WHAT THE EXERCISE ASKS: Extract the text of each entry below exactly, leaving every image behind.

TASK DATA:
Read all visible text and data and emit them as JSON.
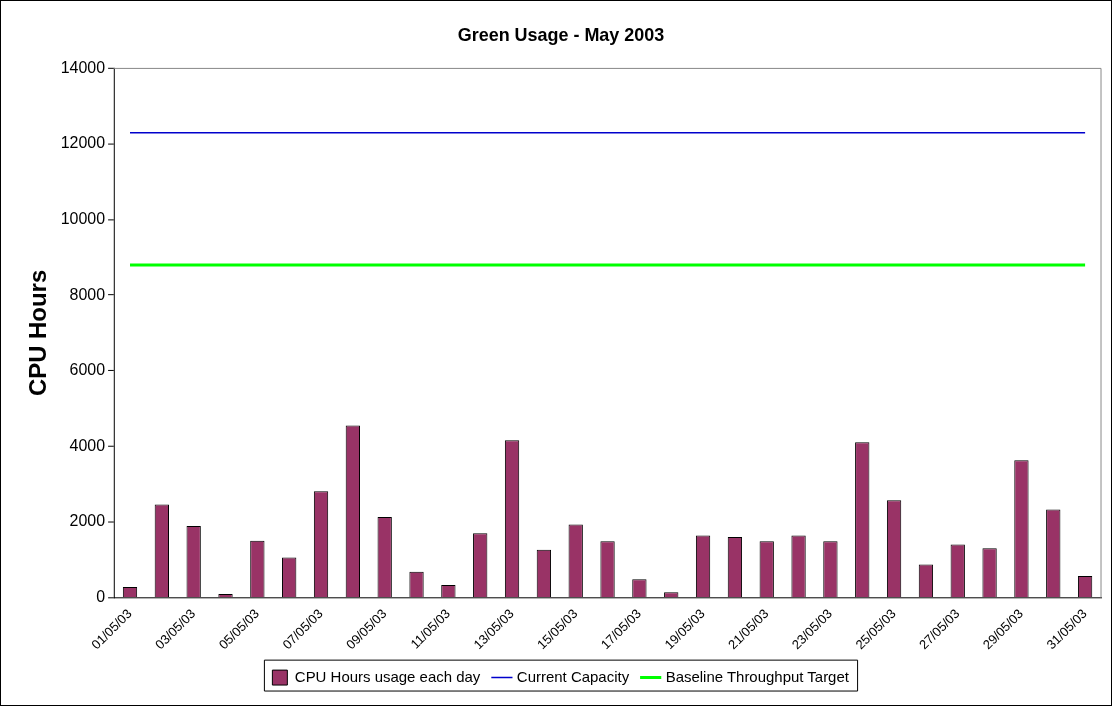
{
  "chart_data": {
    "type": "bar",
    "title": "Green Usage - May 2003",
    "ylabel": "CPU Hours",
    "categories": [
      "01/05/03",
      null,
      "03/05/03",
      null,
      "05/05/03",
      null,
      "07/05/03",
      null,
      "09/05/03",
      null,
      "11/05/03",
      null,
      "13/05/03",
      null,
      "15/05/03",
      null,
      "17/05/03",
      null,
      "19/05/03",
      null,
      "21/05/03",
      null,
      "23/05/03",
      null,
      "25/05/03",
      null,
      "27/05/03",
      null,
      "29/05/03",
      null,
      "31/05/03"
    ],
    "series": [
      {
        "name": "CPU Hours usage each day",
        "color": "#993366",
        "values": [
          280,
          2460,
          1890,
          90,
          1500,
          1060,
          2810,
          4550,
          2130,
          680,
          330,
          1700,
          4160,
          1260,
          1930,
          1490,
          480,
          140,
          1640,
          1600,
          1490,
          1640,
          1490,
          4110,
          2570,
          870,
          1400,
          1300,
          3630,
          2330,
          570
        ]
      },
      {
        "name": "Current Capacity",
        "type": "line",
        "color": "#0000cc",
        "values": [
          12300,
          12300,
          12300,
          12300,
          12300,
          12300,
          12300,
          12300,
          12300,
          12300,
          12300,
          12300,
          12300,
          12300,
          12300,
          12300,
          12300,
          12300,
          12300,
          12300,
          12300,
          12300,
          12300,
          12300,
          12300,
          12300,
          12300,
          12300,
          12300,
          12300,
          12300
        ]
      },
      {
        "name": "Baseline Throughput Target",
        "type": "line",
        "color": "#00ff00",
        "values": [
          8800,
          8800,
          8800,
          8800,
          8800,
          8800,
          8800,
          8800,
          8800,
          8800,
          8800,
          8800,
          8800,
          8800,
          8800,
          8800,
          8800,
          8800,
          8800,
          8800,
          8800,
          8800,
          8800,
          8800,
          8800,
          8800,
          8800,
          8800,
          8800,
          8800,
          8800
        ]
      }
    ],
    "ylim": [
      0,
      14000
    ],
    "yticks": [
      0,
      2000,
      4000,
      6000,
      8000,
      10000,
      12000,
      14000
    ],
    "grid": false,
    "legend": "bottom",
    "marker": "none"
  }
}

RESULT BELOW:
Read all visible text and data and emit them as JSON.
{
  "chart_data": {
    "type": "bar",
    "title": "Green Usage - May 2003",
    "ylabel": "CPU Hours",
    "categories": [
      "01/05/03",
      null,
      "03/05/03",
      null,
      "05/05/03",
      null,
      "07/05/03",
      null,
      "09/05/03",
      null,
      "11/05/03",
      null,
      "13/05/03",
      null,
      "15/05/03",
      null,
      "17/05/03",
      null,
      "19/05/03",
      null,
      "21/05/03",
      null,
      "23/05/03",
      null,
      "25/05/03",
      null,
      "27/05/03",
      null,
      "29/05/03",
      null,
      "31/05/03"
    ],
    "series": [
      {
        "name": "CPU Hours usage each day",
        "color": "#993366",
        "values": [
          280,
          2460,
          1890,
          90,
          1500,
          1060,
          2810,
          4550,
          2130,
          680,
          330,
          1700,
          4160,
          1260,
          1930,
          1490,
          480,
          140,
          1640,
          1600,
          1490,
          1640,
          1490,
          4110,
          2570,
          870,
          1400,
          1300,
          3630,
          2330,
          570
        ]
      },
      {
        "name": "Current Capacity",
        "type": "line",
        "color": "#0000cc",
        "values": [
          12300,
          12300,
          12300,
          12300,
          12300,
          12300,
          12300,
          12300,
          12300,
          12300,
          12300,
          12300,
          12300,
          12300,
          12300,
          12300,
          12300,
          12300,
          12300,
          12300,
          12300,
          12300,
          12300,
          12300,
          12300,
          12300,
          12300,
          12300,
          12300,
          12300,
          12300
        ]
      },
      {
        "name": "Baseline Throughput Target",
        "type": "line",
        "color": "#00ff00",
        "values": [
          8800,
          8800,
          8800,
          8800,
          8800,
          8800,
          8800,
          8800,
          8800,
          8800,
          8800,
          8800,
          8800,
          8800,
          8800,
          8800,
          8800,
          8800,
          8800,
          8800,
          8800,
          8800,
          8800,
          8800,
          8800,
          8800,
          8800,
          8800,
          8800,
          8800,
          8800
        ]
      }
    ],
    "ylim": [
      0,
      14000
    ],
    "yticks": [
      0,
      2000,
      4000,
      6000,
      8000,
      10000,
      12000,
      14000
    ],
    "grid": false,
    "legend": "bottom",
    "marker": "none"
  }
}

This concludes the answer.